— TASK DIRECTIONS —
Every line of the listing must be reproduced as it stands. Leave the images behind.

— THE INPUT —
┏━━
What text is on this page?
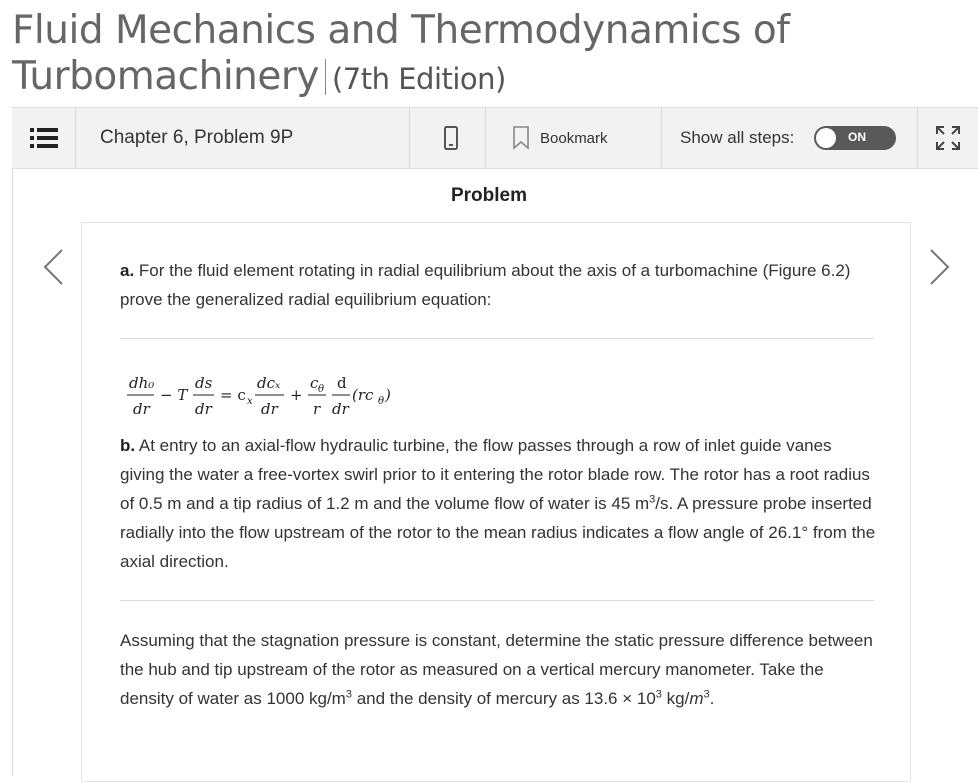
Fluid Mechanics and Thermodynamics of Turbomachinery (7th Edition)
Chapter 6, Problem 9P	Bookmark	Show all steps:	ON
Problem
a. For the fluid element rotating in radial equilibrium about the axis of a turbomachine (Figure 6.2) prove the generalized radial equilibrium equation:
dh₀
dr
− T
ds
dr
= c x
dcₓ
dr
+
c θ
r
d
dr
(rc θ )
b. At entry to an axial-flow hydraulic turbine, the flow passes through a row of inlet guide vanes giving the water a free-vortex swirl prior to it entering the rotor blade row. The rotor has a root radius of 0.5 m and a tip radius of 1.2 m and the volume flow of water is 45 $m^3/s$. A pressure probe inserted radially into the flow upstream of the rotor to the mean radius indicates a flow angle of 26.1° from the axial direction.
Assuming that the stagnation pressure is constant, determine the static pressure difference between the hub and tip upstream of the rotor as measured on a vertical mercury manometer. Take the density of water as 1000 $kg/m^3$ and the density of mercury as $13.6 \times 10^3$ $kg/m^3$.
┗━━
— TASK RESULT —
What text is on this page?
Fluid Mechanics and Thermodynamics of Turbomachinery (7th Edition)
Chapter 6, Problem 9P	Bookmark	Show all steps:	ON
Problem
a. For the fluid element rotating in radial equilibrium about the axis of a turbomachine (Figure 6.2) prove the generalized radial equilibrium equation:
dh₀
dr
− T
ds
dr
= c x
dcₓ
dr
+
c θ
r
d
dr
(rc θ )
b. At entry to an axial-flow hydraulic turbine, the flow passes through a row of inlet guide vanes giving the water a free-vortex swirl prior to it entering the rotor blade row. The rotor has a root radius of 0.5 m and a tip radius of 1.2 m and the volume flow of water is 45 $m^3/s$. A pressure probe inserted radially into the flow upstream of the rotor to the mean radius indicates a flow angle of 26.1° from the axial direction.
Assuming that the stagnation pressure is constant, determine the static pressure difference between the hub and tip upstream of the rotor as measured on a vertical mercury manometer. Take the density of water as 1000 $kg/m^3$ and the density of mercury as $13.6 \times 10^3$ $kg/m^3$.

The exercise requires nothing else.